Top of PASSAGE PROVIDED

About the Book
A librarian’s discovery of a mysterious book sparks the journey of a lifetime.
Librarian Martha Storm has always found it easier to connect with books than people―though not for lack of trying. She keeps careful lists of how to help others in her notebook. And yet, sometimes it feels like she’s invisible.
All of that changes when a book of fairy tales arrives on her doorstep. Inside, Martha finds a dedication written to her by her best friend―her grandmother Zelda―who died under mysterious circumstances years earlier. When Martha discovers a clue within the book that her grandmother may still be alive, she becomes determined to discover the truth. As she delves deeper into Zelda’s past, she unwittingly reveals a family secret that will change her life forever.
Filled with Phaedra Patrick’s signature charm and vivid characters, The Library of Lost and Found is a heart-warming reminder that even the quietest life has the potential to be extraordinary.

Bottom of PASSAGE PROVIDED
Top of EXTRACTED RECORDS

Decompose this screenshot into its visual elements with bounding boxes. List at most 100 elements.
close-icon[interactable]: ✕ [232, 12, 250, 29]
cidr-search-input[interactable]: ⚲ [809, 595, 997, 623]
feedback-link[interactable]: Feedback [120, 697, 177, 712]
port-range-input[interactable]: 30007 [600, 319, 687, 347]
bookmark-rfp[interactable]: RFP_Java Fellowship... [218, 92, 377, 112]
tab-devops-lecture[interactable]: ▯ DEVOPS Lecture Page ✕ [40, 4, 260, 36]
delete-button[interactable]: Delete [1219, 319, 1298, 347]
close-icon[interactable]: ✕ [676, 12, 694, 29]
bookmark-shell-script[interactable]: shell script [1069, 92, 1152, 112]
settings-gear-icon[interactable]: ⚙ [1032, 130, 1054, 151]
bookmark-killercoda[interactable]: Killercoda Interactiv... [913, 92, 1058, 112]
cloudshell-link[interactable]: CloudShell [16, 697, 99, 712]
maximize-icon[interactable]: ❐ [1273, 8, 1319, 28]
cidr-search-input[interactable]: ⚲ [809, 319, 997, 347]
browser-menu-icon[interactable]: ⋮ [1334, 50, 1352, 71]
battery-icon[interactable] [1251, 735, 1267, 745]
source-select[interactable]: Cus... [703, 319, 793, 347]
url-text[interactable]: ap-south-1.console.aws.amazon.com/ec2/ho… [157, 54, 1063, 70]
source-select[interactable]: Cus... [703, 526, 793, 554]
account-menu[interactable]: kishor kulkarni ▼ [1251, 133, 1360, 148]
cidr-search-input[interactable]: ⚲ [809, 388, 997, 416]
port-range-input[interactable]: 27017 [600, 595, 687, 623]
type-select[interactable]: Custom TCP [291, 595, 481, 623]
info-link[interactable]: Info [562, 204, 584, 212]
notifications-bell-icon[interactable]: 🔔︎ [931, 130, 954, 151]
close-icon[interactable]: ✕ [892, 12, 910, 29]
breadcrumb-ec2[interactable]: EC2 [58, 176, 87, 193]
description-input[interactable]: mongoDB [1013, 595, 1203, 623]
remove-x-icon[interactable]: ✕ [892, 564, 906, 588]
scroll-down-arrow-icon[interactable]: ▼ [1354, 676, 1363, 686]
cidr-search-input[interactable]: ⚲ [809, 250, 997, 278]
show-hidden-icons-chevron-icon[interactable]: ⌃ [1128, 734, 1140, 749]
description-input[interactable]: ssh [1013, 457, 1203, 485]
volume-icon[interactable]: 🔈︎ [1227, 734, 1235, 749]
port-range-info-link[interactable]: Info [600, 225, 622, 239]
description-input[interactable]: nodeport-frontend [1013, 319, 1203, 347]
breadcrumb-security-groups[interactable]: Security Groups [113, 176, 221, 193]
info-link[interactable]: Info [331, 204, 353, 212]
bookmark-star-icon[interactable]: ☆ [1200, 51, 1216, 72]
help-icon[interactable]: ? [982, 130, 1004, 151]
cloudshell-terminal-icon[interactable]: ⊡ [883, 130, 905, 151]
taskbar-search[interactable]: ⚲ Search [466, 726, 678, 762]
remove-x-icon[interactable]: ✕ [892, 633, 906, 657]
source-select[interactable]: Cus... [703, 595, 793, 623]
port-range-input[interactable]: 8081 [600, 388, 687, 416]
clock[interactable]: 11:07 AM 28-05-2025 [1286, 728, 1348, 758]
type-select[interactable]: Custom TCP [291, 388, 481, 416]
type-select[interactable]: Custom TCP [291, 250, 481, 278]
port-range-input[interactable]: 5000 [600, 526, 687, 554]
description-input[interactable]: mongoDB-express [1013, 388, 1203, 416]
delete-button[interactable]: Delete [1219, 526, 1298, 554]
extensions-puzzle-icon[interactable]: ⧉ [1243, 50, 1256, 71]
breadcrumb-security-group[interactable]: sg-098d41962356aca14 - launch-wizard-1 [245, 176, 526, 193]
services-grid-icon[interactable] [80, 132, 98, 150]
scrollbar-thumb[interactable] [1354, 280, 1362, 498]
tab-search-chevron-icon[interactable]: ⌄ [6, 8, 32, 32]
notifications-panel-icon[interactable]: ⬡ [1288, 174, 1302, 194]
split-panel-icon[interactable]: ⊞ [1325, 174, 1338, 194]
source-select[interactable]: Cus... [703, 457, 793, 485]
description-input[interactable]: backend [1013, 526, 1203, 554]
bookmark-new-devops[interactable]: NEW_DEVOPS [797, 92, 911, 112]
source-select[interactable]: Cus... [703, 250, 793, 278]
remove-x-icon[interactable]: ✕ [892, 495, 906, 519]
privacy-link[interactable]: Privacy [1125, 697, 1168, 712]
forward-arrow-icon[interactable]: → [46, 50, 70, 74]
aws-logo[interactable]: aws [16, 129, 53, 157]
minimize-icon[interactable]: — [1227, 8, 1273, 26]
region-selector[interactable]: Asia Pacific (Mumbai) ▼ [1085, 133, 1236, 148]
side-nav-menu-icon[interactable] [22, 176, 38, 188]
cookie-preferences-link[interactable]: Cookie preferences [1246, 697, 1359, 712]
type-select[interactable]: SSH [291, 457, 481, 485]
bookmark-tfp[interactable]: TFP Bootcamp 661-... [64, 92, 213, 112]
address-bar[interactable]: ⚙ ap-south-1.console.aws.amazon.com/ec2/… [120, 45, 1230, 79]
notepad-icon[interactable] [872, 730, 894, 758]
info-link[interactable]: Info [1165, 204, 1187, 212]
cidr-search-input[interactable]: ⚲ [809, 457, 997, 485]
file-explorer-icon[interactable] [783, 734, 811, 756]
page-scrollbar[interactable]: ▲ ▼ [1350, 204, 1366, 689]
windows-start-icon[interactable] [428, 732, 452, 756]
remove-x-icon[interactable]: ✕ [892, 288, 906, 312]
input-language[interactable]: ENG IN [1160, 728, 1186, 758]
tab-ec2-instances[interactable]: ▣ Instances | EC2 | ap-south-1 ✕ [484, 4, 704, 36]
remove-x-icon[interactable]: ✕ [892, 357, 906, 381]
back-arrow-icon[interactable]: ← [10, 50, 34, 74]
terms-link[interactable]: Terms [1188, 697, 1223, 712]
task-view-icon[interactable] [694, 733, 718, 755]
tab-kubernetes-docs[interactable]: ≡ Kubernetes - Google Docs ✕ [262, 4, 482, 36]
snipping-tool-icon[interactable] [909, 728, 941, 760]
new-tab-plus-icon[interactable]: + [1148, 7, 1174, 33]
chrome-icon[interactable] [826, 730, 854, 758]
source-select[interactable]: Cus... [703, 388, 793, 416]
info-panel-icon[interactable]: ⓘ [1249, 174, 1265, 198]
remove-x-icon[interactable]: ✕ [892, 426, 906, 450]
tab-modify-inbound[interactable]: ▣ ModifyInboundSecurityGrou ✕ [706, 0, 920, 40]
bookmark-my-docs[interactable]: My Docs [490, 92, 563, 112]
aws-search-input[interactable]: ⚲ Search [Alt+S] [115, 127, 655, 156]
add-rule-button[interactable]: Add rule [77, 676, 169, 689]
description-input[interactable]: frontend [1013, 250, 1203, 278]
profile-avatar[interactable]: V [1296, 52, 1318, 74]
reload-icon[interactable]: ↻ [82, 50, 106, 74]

Bottom of EXTRACTED RECORDS

#### BRIEF:
Reproduce the portion of the book description between "Librarian Martha Storm" and "her life forever.", inclusive.

#### SOLUTION TO THIS EXERCISE:
Librarian Martha Storm has always found it easier to connect with books than people―though not for lack of trying. She keeps careful lists of how to help others in her notebook. And yet, sometimes it feels like she’s invisible.
All of that changes when a book of fairy tales arrives on her doorstep. Inside, Martha finds a dedication written to her by her best friend―her grandmother Zelda―who died under mysterious circumstances years earlier. When Martha discovers a clue within the book that her grandmother may still be alive, she becomes determined to discover the truth. As she delves deeper into Zelda’s past, she unwittingly reveals a family secret that will change her life forever.